- To do:
Note each line of the listing that contains the string "JSON", and copy it.

- Task input:

>>>

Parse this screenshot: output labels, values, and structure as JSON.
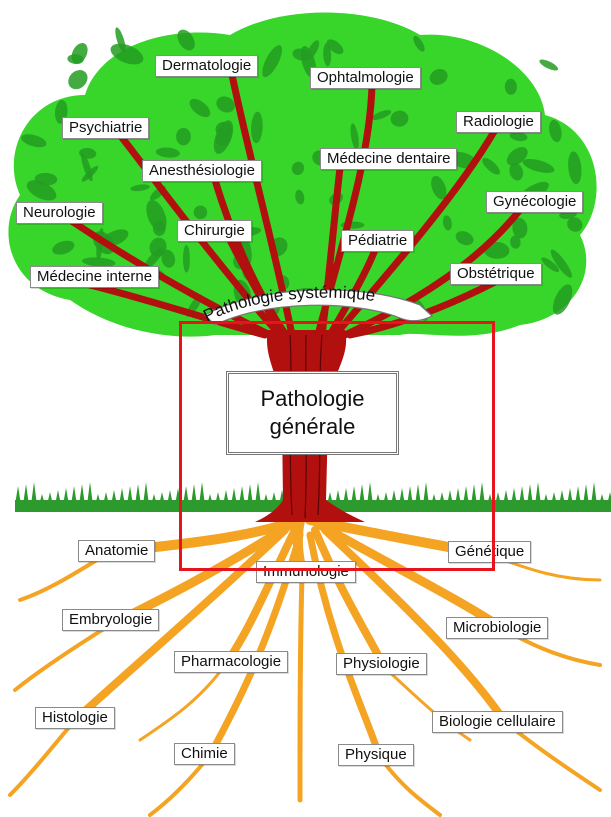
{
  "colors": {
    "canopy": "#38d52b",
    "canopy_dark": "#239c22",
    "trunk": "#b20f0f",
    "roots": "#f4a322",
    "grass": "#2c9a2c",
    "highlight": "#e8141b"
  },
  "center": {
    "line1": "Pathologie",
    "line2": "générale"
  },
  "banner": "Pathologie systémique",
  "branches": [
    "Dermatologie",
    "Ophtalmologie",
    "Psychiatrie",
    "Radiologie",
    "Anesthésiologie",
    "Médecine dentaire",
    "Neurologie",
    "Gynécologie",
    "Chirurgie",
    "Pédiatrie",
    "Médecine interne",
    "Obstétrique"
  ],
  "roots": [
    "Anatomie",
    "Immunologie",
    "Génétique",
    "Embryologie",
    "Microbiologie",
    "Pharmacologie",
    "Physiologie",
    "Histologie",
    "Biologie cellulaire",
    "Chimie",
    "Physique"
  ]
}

<<<
>>>

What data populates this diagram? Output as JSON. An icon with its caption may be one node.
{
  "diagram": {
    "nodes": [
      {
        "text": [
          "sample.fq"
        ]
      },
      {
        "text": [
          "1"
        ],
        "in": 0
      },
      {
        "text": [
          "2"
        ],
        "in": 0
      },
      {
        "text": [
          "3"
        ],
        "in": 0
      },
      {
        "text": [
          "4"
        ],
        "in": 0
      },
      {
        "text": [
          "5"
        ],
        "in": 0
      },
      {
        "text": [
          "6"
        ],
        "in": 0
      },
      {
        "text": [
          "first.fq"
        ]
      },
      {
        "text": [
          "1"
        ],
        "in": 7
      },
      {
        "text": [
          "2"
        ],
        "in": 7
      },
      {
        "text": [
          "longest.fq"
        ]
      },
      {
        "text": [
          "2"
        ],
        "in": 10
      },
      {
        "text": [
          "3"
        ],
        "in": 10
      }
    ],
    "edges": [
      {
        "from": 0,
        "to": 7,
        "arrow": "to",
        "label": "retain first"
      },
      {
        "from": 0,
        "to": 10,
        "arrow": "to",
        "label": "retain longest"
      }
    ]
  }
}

<<<

- Exercise answer:
Parse this screenshot: output labels, values, and structure as JSON.
What data populates this diagram? Output as JSON. An icon with its caption may be one node.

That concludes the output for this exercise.